▶ _The request_
Pictures stay out of your copy, but everything else in the records below must be repeated exactly.

▶ _Information given_
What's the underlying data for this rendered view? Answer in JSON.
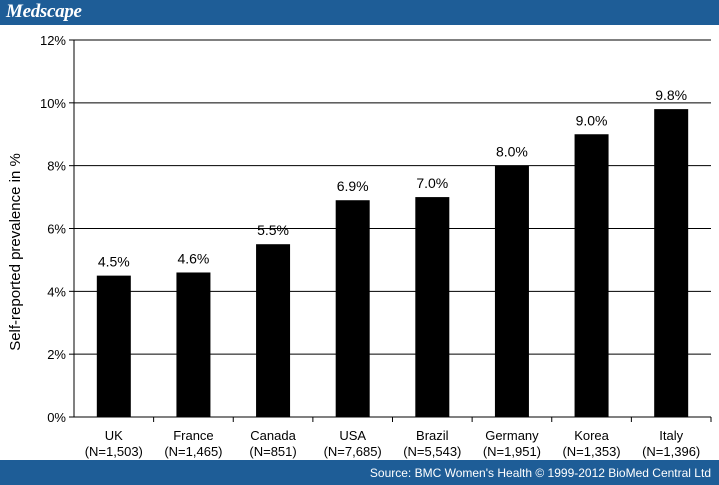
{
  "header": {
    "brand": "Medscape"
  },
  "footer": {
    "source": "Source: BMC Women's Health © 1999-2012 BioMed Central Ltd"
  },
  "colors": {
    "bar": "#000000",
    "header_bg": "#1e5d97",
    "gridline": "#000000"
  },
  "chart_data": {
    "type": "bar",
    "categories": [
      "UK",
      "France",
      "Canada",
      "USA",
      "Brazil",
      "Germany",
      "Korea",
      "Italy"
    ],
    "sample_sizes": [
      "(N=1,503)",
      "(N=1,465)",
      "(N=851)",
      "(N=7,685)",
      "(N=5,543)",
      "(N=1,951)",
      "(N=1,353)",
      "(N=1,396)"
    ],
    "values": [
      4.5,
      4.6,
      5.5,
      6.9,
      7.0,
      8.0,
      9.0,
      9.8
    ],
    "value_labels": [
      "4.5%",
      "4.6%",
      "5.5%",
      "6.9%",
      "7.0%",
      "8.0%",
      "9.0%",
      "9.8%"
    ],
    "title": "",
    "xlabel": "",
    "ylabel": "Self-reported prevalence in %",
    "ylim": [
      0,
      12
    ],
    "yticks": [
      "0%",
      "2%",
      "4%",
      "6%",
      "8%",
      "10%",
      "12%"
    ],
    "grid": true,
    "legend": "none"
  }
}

▶ _Answer in full_
What's the underlying data for this rendered view? Answer in JSON.
{
  "header": {
    "brand": "Medscape"
  },
  "footer": {
    "source": "Source: BMC Women's Health © 1999-2012 BioMed Central Ltd"
  },
  "colors": {
    "bar": "#000000",
    "header_bg": "#1e5d97",
    "gridline": "#000000"
  },
  "chart_data": {
    "type": "bar",
    "categories": [
      "UK",
      "France",
      "Canada",
      "USA",
      "Brazil",
      "Germany",
      "Korea",
      "Italy"
    ],
    "sample_sizes": [
      "(N=1,503)",
      "(N=1,465)",
      "(N=851)",
      "(N=7,685)",
      "(N=5,543)",
      "(N=1,951)",
      "(N=1,353)",
      "(N=1,396)"
    ],
    "values": [
      4.5,
      4.6,
      5.5,
      6.9,
      7.0,
      8.0,
      9.0,
      9.8
    ],
    "value_labels": [
      "4.5%",
      "4.6%",
      "5.5%",
      "6.9%",
      "7.0%",
      "8.0%",
      "9.0%",
      "9.8%"
    ],
    "title": "",
    "xlabel": "",
    "ylabel": "Self-reported prevalence in %",
    "ylim": [
      0,
      12
    ],
    "yticks": [
      "0%",
      "2%",
      "4%",
      "6%",
      "8%",
      "10%",
      "12%"
    ],
    "grid": true,
    "legend": "none"
  }
}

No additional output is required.